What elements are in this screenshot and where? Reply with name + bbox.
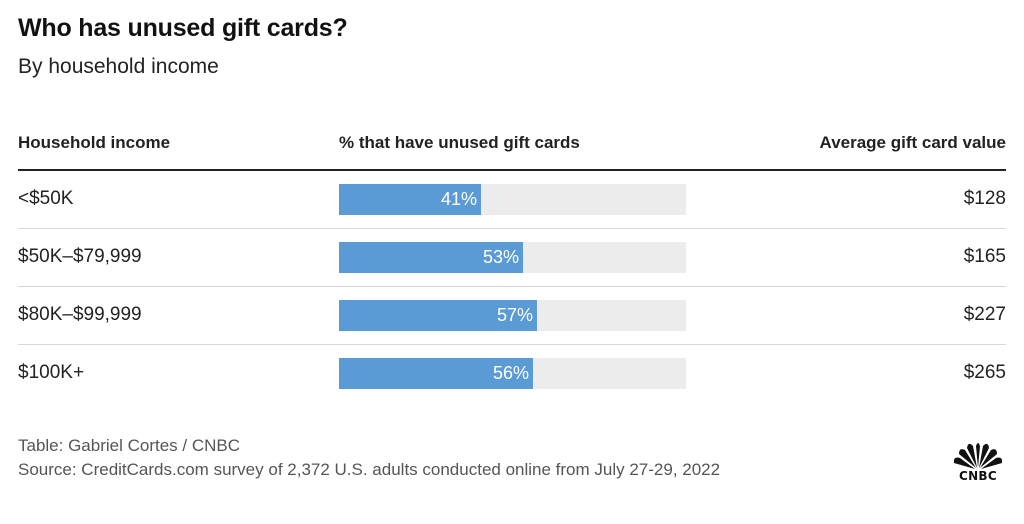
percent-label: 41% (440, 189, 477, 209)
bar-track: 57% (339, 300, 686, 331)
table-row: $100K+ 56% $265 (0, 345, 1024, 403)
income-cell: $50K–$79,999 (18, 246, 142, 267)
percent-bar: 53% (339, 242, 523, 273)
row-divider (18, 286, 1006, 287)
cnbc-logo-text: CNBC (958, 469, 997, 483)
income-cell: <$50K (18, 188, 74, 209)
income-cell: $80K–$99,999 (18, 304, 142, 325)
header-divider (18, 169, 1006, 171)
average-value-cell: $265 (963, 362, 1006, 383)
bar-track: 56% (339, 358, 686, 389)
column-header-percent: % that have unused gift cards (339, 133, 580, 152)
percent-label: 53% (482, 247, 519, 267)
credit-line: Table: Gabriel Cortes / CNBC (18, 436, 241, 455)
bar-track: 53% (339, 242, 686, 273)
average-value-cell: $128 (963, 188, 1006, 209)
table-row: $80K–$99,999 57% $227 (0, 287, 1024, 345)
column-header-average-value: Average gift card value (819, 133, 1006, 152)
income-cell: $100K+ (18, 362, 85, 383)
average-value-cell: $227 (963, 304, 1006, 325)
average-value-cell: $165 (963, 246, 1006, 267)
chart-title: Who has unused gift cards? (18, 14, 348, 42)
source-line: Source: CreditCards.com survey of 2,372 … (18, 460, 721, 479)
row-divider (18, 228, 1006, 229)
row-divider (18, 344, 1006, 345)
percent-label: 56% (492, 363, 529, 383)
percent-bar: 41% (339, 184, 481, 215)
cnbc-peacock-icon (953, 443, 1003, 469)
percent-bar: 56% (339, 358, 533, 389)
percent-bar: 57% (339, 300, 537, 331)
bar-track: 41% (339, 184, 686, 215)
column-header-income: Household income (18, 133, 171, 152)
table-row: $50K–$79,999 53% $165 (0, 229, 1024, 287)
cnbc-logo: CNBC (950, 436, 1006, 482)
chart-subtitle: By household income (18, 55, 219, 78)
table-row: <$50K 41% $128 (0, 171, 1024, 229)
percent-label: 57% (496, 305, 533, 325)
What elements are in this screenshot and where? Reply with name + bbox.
#####
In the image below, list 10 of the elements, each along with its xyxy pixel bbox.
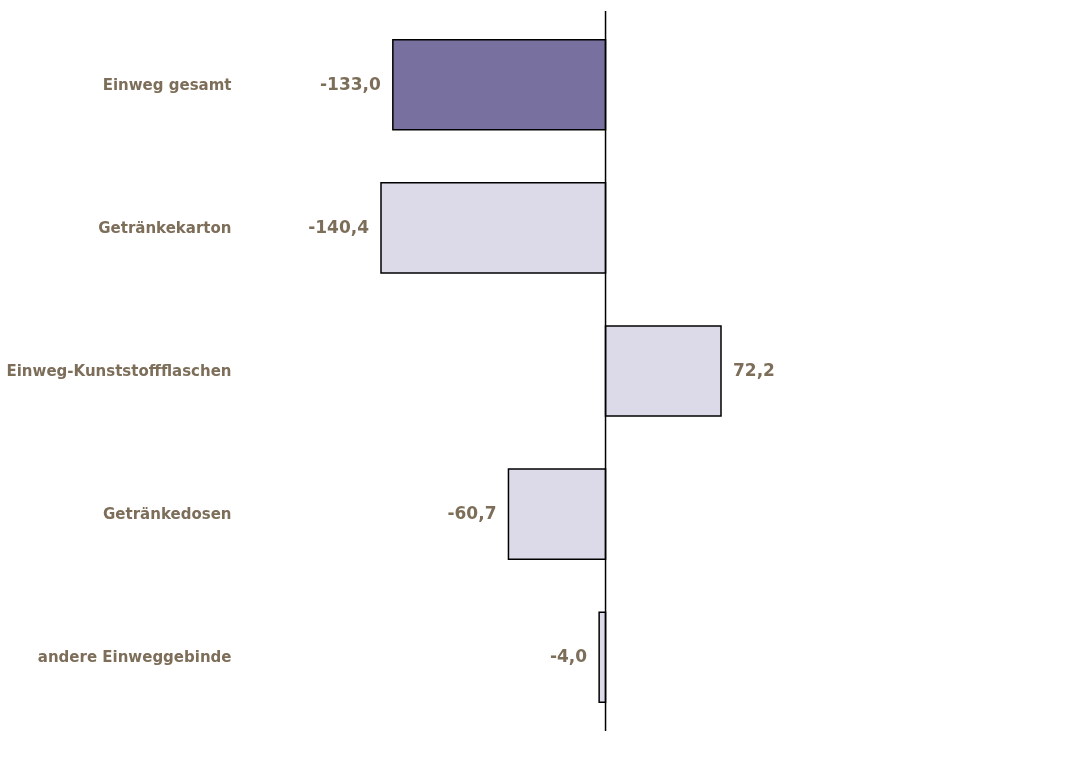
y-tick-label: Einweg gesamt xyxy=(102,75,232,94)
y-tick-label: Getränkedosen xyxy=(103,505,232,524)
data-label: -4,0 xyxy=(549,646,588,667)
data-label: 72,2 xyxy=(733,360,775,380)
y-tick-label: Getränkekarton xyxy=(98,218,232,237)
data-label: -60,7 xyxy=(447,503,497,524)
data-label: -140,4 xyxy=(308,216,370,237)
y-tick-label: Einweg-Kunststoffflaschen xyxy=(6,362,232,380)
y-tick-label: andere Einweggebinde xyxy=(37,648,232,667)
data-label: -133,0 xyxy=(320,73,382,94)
#####
Copy out the section of lines that opens with the line containing "In the image" and closes with the line containing "data-label: -133,0 xyxy=(320,73,382,94)", both included, and omit the pictures from your answer.

Answer to the exercise:
In the image below, list 10 of the elements, each along with its xyxy pixel bbox.
y-tick-label: Einweg gesamt xyxy=(102,75,232,94)
y-tick-label: Getränkedosen xyxy=(103,505,232,524)
data-label: -4,0 xyxy=(549,646,588,667)
data-label: 72,2 xyxy=(733,360,775,380)
y-tick-label: Getränkekarton xyxy=(98,218,232,237)
data-label: -60,7 xyxy=(447,503,497,524)
data-label: -140,4 xyxy=(308,216,370,237)
y-tick-label: Einweg-Kunststoffflaschen xyxy=(6,362,232,380)
y-tick-label: andere Einweggebinde xyxy=(37,648,232,667)
data-label: -133,0 xyxy=(320,73,382,94)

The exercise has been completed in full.